** Start Extracted material **

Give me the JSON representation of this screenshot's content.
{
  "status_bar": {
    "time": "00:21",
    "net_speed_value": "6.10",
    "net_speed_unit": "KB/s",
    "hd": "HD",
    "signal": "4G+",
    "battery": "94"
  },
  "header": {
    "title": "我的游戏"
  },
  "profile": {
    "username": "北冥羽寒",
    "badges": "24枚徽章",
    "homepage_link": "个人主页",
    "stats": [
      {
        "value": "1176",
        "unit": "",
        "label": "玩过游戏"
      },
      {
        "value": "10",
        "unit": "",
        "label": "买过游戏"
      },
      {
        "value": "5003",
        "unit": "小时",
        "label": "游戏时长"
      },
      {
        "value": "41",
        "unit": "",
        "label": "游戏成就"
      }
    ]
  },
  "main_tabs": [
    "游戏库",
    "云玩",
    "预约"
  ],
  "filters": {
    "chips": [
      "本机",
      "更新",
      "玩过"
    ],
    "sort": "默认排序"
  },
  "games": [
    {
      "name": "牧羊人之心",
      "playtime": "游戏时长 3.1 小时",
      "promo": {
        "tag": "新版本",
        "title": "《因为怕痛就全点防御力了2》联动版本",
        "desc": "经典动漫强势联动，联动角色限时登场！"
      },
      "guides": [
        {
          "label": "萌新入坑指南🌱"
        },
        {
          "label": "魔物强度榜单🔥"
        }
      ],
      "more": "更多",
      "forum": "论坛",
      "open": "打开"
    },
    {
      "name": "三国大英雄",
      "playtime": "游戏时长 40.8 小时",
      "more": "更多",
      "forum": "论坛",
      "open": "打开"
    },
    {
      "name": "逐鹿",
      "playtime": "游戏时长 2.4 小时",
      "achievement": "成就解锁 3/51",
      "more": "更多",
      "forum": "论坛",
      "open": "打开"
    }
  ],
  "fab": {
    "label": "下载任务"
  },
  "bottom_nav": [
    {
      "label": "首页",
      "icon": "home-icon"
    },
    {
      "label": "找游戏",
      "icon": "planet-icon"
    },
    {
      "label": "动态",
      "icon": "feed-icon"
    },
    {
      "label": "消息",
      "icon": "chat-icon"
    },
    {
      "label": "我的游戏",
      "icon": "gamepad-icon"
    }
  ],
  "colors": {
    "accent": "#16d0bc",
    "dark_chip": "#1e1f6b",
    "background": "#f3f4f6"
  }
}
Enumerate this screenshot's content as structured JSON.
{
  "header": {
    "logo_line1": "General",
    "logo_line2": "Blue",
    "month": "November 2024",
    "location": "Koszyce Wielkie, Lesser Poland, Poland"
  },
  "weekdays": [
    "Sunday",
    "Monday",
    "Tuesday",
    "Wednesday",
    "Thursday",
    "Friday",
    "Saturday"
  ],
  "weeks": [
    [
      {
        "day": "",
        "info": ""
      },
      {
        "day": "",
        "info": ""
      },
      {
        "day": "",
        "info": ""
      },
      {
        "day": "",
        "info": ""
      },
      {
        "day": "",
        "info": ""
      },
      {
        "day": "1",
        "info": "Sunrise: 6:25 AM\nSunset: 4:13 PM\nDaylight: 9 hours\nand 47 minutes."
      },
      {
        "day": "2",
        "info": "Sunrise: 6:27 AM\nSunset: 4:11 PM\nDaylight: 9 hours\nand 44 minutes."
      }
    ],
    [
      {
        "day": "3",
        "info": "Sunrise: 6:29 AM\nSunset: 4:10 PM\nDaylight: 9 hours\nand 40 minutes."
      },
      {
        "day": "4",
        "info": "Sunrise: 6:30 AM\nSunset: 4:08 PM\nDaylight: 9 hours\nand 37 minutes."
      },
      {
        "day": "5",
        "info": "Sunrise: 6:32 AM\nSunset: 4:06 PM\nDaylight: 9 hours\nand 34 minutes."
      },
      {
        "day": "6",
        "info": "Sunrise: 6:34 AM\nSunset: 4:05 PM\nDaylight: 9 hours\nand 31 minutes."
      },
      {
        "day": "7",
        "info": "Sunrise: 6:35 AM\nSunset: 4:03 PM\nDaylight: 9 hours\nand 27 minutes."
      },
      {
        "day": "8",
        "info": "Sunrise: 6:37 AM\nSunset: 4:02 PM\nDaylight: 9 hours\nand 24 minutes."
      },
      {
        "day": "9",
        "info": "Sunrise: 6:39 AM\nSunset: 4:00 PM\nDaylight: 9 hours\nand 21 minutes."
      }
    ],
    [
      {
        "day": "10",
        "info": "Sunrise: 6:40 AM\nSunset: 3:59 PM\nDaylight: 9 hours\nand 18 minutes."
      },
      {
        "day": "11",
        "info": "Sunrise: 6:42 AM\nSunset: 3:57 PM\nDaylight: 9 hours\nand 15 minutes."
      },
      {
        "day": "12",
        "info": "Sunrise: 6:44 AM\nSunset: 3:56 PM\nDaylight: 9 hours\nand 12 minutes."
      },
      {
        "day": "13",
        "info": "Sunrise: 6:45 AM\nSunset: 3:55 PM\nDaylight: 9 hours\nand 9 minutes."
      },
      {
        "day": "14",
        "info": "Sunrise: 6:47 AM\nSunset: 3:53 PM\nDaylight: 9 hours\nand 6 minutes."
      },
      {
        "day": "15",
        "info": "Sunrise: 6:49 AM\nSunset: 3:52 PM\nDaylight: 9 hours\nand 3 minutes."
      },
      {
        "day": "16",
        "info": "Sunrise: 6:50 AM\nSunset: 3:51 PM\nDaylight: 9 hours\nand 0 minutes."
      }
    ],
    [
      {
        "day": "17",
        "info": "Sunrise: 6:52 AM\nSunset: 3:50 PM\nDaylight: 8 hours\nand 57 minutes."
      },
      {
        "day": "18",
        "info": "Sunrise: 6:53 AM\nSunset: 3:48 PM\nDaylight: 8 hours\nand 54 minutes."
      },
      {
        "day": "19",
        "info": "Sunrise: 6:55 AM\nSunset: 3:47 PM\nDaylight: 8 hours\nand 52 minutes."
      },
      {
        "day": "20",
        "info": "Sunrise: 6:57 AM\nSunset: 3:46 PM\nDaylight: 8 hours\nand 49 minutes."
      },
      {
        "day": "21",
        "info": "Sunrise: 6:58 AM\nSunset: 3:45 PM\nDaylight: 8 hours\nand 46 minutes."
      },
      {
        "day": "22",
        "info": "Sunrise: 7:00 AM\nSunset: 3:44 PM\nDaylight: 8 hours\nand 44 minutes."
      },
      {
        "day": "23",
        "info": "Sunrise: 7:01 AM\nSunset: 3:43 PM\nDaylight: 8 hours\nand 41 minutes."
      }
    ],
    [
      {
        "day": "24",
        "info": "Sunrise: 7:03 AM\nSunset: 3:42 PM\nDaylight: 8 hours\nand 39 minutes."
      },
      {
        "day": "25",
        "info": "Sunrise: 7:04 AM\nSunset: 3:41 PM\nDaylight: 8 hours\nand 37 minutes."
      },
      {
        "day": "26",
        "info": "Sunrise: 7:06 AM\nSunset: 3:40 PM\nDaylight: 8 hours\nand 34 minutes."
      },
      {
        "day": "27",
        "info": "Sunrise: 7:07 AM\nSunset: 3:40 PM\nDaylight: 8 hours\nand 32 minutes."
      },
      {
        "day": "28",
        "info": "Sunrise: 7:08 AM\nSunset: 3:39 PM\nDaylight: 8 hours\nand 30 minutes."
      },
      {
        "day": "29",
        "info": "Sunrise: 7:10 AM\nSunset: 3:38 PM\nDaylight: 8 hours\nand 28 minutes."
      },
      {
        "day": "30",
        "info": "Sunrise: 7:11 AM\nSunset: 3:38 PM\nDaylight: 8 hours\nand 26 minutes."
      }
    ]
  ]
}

** End Extracted material **

Instruction
Print out every record again, exactly and in full.

Exercise answer
Give me the JSON representation of this screenshot's content.
{
  "status_bar": {
    "time": "00:21",
    "net_speed_value": "6.10",
    "net_speed_unit": "KB/s",
    "hd": "HD",
    "signal": "4G+",
    "battery": "94"
  },
  "header": {
    "title": "我的游戏"
  },
  "profile": {
    "username": "北冥羽寒",
    "badges": "24枚徽章",
    "homepage_link": "个人主页",
    "stats": [
      {
        "value": "1176",
        "unit": "",
        "label": "玩过游戏"
      },
      {
        "value": "10",
        "unit": "",
        "label": "买过游戏"
      },
      {
        "value": "5003",
        "unit": "小时",
        "label": "游戏时长"
      },
      {
        "value": "41",
        "unit": "",
        "label": "游戏成就"
      }
    ]
  },
  "main_tabs": [
    "游戏库",
    "云玩",
    "预约"
  ],
  "filters": {
    "chips": [
      "本机",
      "更新",
      "玩过"
    ],
    "sort": "默认排序"
  },
  "games": [
    {
      "name": "牧羊人之心",
      "playtime": "游戏时长 3.1 小时",
      "promo": {
        "tag": "新版本",
        "title": "《因为怕痛就全点防御力了2》联动版本",
        "desc": "经典动漫强势联动，联动角色限时登场！"
      },
      "guides": [
        {
          "label": "萌新入坑指南🌱"
        },
        {
          "label": "魔物强度榜单🔥"
        }
      ],
      "more": "更多",
      "forum": "论坛",
      "open": "打开"
    },
    {
      "name": "三国大英雄",
      "playtime": "游戏时长 40.8 小时",
      "more": "更多",
      "forum": "论坛",
      "open": "打开"
    },
    {
      "name": "逐鹿",
      "playtime": "游戏时长 2.4 小时",
      "achievement": "成就解锁 3/51",
      "more": "更多",
      "forum": "论坛",
      "open": "打开"
    }
  ],
  "fab": {
    "label": "下载任务"
  },
  "bottom_nav": [
    {
      "label": "首页",
      "icon": "home-icon"
    },
    {
      "label": "找游戏",
      "icon": "planet-icon"
    },
    {
      "label": "动态",
      "icon": "feed-icon"
    },
    {
      "label": "消息",
      "icon": "chat-icon"
    },
    {
      "label": "我的游戏",
      "icon": "gamepad-icon"
    }
  ],
  "colors": {
    "accent": "#16d0bc",
    "dark_chip": "#1e1f6b",
    "background": "#f3f4f6"
  }
}
Enumerate this screenshot's content as structured JSON.
{
  "header": {
    "logo_line1": "General",
    "logo_line2": "Blue",
    "month": "November 2024",
    "location": "Koszyce Wielkie, Lesser Poland, Poland"
  },
  "weekdays": [
    "Sunday",
    "Monday",
    "Tuesday",
    "Wednesday",
    "Thursday",
    "Friday",
    "Saturday"
  ],
  "weeks": [
    [
      {
        "day": "",
        "info": ""
      },
      {
        "day": "",
        "info": ""
      },
      {
        "day": "",
        "info": ""
      },
      {
        "day": "",
        "info": ""
      },
      {
        "day": "",
        "info": ""
      },
      {
        "day": "1",
        "info": "Sunrise: 6:25 AM\nSunset: 4:13 PM\nDaylight: 9 hours\nand 47 minutes."
      },
      {
        "day": "2",
        "info": "Sunrise: 6:27 AM\nSunset: 4:11 PM\nDaylight: 9 hours\nand 44 minutes."
      }
    ],
    [
      {
        "day": "3",
        "info": "Sunrise: 6:29 AM\nSunset: 4:10 PM\nDaylight: 9 hours\nand 40 minutes."
      },
      {
        "day": "4",
        "info": "Sunrise: 6:30 AM\nSunset: 4:08 PM\nDaylight: 9 hours\nand 37 minutes."
      },
      {
        "day": "5",
        "info": "Sunrise: 6:32 AM\nSunset: 4:06 PM\nDaylight: 9 hours\nand 34 minutes."
      },
      {
        "day": "6",
        "info": "Sunrise: 6:34 AM\nSunset: 4:05 PM\nDaylight: 9 hours\nand 31 minutes."
      },
      {
        "day": "7",
        "info": "Sunrise: 6:35 AM\nSunset: 4:03 PM\nDaylight: 9 hours\nand 27 minutes."
      },
      {
        "day": "8",
        "info": "Sunrise: 6:37 AM\nSunset: 4:02 PM\nDaylight: 9 hours\nand 24 minutes."
      },
      {
        "day": "9",
        "info": "Sunrise: 6:39 AM\nSunset: 4:00 PM\nDaylight: 9 hours\nand 21 minutes."
      }
    ],
    [
      {
        "day": "10",
        "info": "Sunrise: 6:40 AM\nSunset: 3:59 PM\nDaylight: 9 hours\nand 18 minutes."
      },
      {
        "day": "11",
        "info": "Sunrise: 6:42 AM\nSunset: 3:57 PM\nDaylight: 9 hours\nand 15 minutes."
      },
      {
        "day": "12",
        "info": "Sunrise: 6:44 AM\nSunset: 3:56 PM\nDaylight: 9 hours\nand 12 minutes."
      },
      {
        "day": "13",
        "info": "Sunrise: 6:45 AM\nSunset: 3:55 PM\nDaylight: 9 hours\nand 9 minutes."
      },
      {
        "day": "14",
        "info": "Sunrise: 6:47 AM\nSunset: 3:53 PM\nDaylight: 9 hours\nand 6 minutes."
      },
      {
        "day": "15",
        "info": "Sunrise: 6:49 AM\nSunset: 3:52 PM\nDaylight: 9 hours\nand 3 minutes."
      },
      {
        "day": "16",
        "info": "Sunrise: 6:50 AM\nSunset: 3:51 PM\nDaylight: 9 hours\nand 0 minutes."
      }
    ],
    [
      {
        "day": "17",
        "info": "Sunrise: 6:52 AM\nSunset: 3:50 PM\nDaylight: 8 hours\nand 57 minutes."
      },
      {
        "day": "18",
        "info": "Sunrise: 6:53 AM\nSunset: 3:48 PM\nDaylight: 8 hours\nand 54 minutes."
      },
      {
        "day": "19",
        "info": "Sunrise: 6:55 AM\nSunset: 3:47 PM\nDaylight: 8 hours\nand 52 minutes."
      },
      {
        "day": "20",
        "info": "Sunrise: 6:57 AM\nSunset: 3:46 PM\nDaylight: 8 hours\nand 49 minutes."
      },
      {
        "day": "21",
        "info": "Sunrise: 6:58 AM\nSunset: 3:45 PM\nDaylight: 8 hours\nand 46 minutes."
      },
      {
        "day": "22",
        "info": "Sunrise: 7:00 AM\nSunset: 3:44 PM\nDaylight: 8 hours\nand 44 minutes."
      },
      {
        "day": "23",
        "info": "Sunrise: 7:01 AM\nSunset: 3:43 PM\nDaylight: 8 hours\nand 41 minutes."
      }
    ],
    [
      {
        "day": "24",
        "info": "Sunrise: 7:03 AM\nSunset: 3:42 PM\nDaylight: 8 hours\nand 39 minutes."
      },
      {
        "day": "25",
        "info": "Sunrise: 7:04 AM\nSunset: 3:41 PM\nDaylight: 8 hours\nand 37 minutes."
      },
      {
        "day": "26",
        "info": "Sunrise: 7:06 AM\nSunset: 3:40 PM\nDaylight: 8 hours\nand 34 minutes."
      },
      {
        "day": "27",
        "info": "Sunrise: 7:07 AM\nSunset: 3:40 PM\nDaylight: 8 hours\nand 32 minutes."
      },
      {
        "day": "28",
        "info": "Sunrise: 7:08 AM\nSunset: 3:39 PM\nDaylight: 8 hours\nand 30 minutes."
      },
      {
        "day": "29",
        "info": "Sunrise: 7:10 AM\nSunset: 3:38 PM\nDaylight: 8 hours\nand 28 minutes."
      },
      {
        "day": "30",
        "info": "Sunrise: 7:11 AM\nSunset: 3:38 PM\nDaylight: 8 hours\nand 26 minutes."
      }
    ]
  ]
}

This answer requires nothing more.